** start of Provided records **

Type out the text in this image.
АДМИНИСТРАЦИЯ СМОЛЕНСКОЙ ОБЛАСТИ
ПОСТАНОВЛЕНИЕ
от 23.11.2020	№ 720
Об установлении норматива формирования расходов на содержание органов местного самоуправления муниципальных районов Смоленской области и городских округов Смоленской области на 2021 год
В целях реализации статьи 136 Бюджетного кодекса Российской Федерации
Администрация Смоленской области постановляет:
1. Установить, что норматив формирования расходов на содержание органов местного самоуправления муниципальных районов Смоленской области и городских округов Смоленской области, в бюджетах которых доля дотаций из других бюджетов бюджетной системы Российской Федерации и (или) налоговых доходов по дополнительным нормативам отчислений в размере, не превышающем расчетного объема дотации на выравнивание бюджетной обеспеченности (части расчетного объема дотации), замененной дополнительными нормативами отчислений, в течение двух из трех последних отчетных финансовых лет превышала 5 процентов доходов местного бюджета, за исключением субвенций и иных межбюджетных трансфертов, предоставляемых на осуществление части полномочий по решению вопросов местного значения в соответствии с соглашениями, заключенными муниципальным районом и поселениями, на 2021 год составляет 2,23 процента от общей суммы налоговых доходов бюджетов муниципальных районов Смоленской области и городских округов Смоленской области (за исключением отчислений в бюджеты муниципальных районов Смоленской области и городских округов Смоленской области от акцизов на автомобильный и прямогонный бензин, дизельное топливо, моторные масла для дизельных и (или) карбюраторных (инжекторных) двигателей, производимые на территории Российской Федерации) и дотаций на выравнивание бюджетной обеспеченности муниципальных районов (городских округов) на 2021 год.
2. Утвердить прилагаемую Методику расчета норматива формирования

** end of Provided records **
** start of Provided records **

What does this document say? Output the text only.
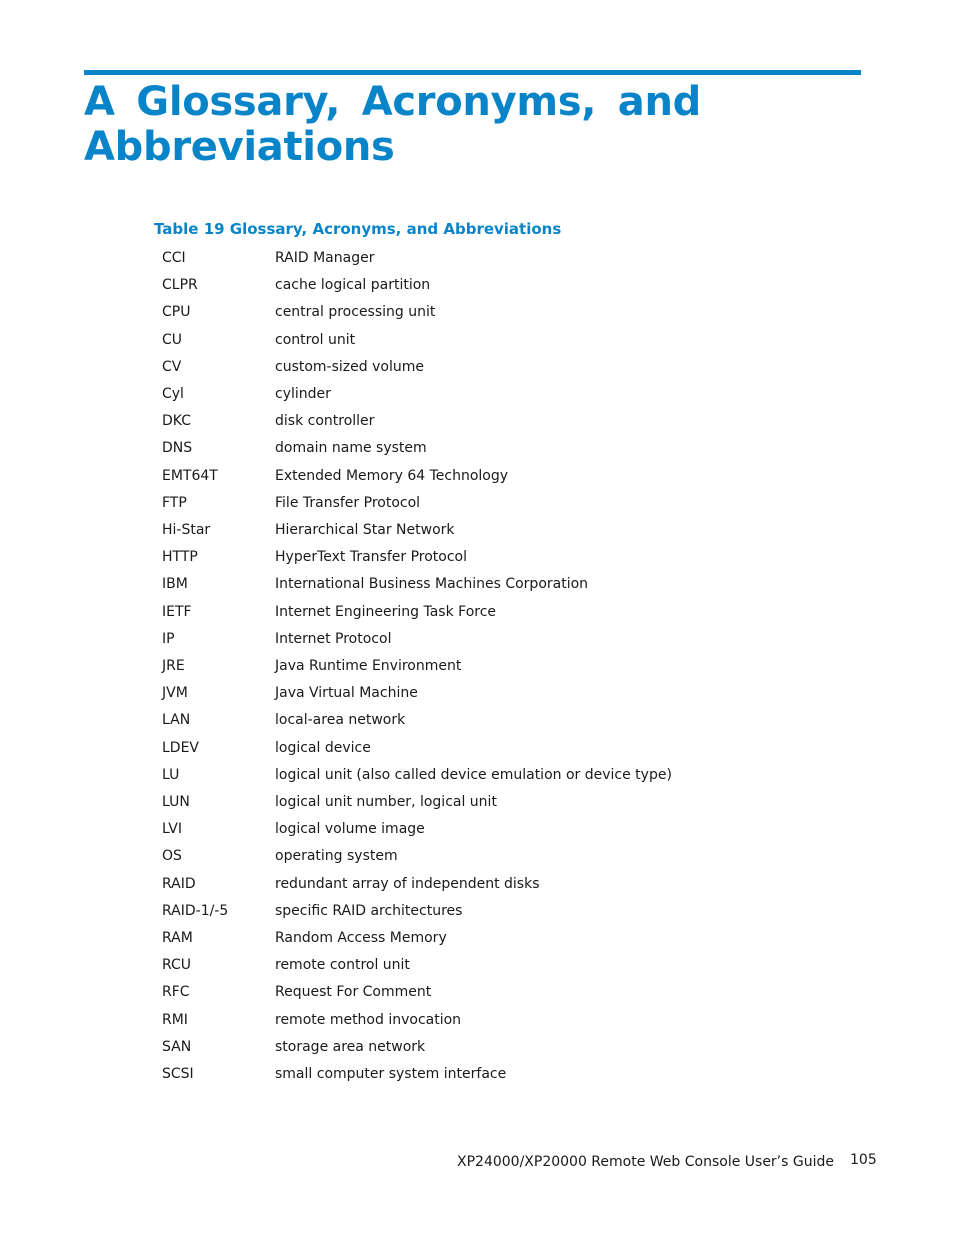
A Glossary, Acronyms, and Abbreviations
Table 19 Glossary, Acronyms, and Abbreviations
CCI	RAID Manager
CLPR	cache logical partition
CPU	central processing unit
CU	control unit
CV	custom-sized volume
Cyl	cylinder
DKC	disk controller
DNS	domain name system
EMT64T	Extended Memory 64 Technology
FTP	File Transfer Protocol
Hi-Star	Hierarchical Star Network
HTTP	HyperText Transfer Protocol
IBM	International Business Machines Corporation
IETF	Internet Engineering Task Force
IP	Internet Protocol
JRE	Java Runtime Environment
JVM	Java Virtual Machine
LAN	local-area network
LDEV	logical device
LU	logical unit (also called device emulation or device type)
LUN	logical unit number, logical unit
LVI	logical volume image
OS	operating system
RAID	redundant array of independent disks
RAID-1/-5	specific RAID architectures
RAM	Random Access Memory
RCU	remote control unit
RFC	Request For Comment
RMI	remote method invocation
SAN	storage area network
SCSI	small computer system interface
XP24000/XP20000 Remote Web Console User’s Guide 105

** end of Provided records **

» Written problem
Find every line of the data that holds the string "device", then say how many there are and nothing else.

» Problem solution
2